DIRECTIVE: Extract the lines from the start of the source records through the line containing "Ellipse shape (30, 72, 126, 110)", inclusive, and reproduce each one verbatim.

Source records:

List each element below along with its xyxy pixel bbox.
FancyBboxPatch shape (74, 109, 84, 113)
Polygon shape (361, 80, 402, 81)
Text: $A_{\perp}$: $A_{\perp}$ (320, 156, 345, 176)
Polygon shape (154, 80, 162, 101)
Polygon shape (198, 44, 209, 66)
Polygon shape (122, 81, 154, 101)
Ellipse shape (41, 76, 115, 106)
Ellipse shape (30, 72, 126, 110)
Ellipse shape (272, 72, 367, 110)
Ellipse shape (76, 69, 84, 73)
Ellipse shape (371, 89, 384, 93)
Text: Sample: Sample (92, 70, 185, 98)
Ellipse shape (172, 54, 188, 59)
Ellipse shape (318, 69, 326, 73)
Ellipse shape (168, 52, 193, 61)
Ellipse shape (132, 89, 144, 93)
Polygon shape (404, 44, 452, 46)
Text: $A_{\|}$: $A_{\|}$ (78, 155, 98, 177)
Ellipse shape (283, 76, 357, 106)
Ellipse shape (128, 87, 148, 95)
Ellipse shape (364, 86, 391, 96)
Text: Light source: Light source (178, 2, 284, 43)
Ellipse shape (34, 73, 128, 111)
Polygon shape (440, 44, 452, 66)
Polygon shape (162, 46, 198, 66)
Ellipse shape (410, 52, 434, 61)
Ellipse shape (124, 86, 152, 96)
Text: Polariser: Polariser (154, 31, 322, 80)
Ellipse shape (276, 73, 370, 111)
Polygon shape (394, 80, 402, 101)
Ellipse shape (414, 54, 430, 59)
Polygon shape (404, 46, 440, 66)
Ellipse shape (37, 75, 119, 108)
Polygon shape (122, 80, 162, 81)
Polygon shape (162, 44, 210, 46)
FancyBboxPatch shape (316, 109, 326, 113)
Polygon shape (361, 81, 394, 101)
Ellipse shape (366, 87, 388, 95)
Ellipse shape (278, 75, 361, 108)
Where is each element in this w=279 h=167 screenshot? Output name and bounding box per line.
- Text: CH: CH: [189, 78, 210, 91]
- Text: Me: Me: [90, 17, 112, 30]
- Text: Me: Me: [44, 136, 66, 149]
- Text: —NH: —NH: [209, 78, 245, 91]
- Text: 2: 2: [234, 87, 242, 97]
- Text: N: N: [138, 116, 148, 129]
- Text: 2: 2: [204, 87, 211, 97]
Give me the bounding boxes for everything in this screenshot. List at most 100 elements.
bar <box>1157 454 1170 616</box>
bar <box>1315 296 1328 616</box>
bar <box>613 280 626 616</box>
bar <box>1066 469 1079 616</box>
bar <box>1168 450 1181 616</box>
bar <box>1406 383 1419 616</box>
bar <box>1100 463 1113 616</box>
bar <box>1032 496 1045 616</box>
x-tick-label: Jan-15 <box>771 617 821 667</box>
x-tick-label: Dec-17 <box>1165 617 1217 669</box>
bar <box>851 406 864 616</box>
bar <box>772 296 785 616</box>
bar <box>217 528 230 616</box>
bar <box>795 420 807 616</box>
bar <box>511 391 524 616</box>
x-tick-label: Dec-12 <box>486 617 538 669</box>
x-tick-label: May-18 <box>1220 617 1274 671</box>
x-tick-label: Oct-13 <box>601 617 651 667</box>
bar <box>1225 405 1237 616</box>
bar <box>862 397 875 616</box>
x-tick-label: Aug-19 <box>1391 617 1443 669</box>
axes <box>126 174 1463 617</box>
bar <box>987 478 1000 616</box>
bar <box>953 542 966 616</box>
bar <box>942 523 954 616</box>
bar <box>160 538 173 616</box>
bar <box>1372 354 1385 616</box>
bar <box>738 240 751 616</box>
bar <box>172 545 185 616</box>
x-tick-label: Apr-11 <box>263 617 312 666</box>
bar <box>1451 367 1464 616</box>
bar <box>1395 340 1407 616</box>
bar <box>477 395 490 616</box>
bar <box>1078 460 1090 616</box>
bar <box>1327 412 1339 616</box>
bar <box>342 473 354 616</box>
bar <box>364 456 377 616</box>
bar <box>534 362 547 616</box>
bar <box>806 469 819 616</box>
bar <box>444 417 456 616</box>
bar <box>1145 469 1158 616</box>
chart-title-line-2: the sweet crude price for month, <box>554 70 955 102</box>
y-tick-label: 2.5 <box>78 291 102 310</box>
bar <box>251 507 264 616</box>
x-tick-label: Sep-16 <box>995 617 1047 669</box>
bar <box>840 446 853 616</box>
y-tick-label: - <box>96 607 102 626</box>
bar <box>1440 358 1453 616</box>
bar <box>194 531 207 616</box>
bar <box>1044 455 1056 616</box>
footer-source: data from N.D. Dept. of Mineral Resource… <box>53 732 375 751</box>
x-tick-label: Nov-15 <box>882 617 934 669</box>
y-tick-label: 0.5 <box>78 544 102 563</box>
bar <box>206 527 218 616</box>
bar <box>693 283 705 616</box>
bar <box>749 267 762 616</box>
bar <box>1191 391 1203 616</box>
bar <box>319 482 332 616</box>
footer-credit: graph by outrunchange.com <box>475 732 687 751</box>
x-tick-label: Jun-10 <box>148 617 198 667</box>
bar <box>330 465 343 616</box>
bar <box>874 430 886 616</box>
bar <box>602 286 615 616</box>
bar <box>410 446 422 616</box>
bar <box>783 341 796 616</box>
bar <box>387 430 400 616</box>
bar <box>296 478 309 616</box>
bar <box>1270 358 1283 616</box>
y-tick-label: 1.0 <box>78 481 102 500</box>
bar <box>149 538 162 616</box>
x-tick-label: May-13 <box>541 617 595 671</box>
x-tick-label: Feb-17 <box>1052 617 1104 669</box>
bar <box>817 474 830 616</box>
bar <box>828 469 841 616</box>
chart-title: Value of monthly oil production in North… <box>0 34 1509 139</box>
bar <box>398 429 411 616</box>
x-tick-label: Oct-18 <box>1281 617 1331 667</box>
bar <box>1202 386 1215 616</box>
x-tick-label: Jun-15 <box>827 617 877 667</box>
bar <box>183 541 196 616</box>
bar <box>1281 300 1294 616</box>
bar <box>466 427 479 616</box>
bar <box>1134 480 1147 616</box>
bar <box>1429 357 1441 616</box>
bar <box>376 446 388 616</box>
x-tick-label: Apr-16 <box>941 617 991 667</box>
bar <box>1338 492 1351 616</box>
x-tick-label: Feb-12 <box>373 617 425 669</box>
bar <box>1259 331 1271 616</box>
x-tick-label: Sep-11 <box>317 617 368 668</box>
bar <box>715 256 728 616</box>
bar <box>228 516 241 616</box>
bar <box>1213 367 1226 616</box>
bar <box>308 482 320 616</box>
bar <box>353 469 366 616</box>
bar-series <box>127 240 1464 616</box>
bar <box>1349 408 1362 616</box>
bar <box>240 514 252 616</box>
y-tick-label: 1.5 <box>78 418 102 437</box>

WORKED SOLUTION:
List each element below along with its xyxy pixel bbox.
FancyBboxPatch shape (74, 109, 84, 113)
Polygon shape (361, 80, 402, 81)
Text: $A_{\perp}$: $A_{\perp}$ (320, 156, 345, 176)
Polygon shape (154, 80, 162, 101)
Polygon shape (198, 44, 209, 66)
Polygon shape (122, 81, 154, 101)
Ellipse shape (41, 76, 115, 106)
Ellipse shape (30, 72, 126, 110)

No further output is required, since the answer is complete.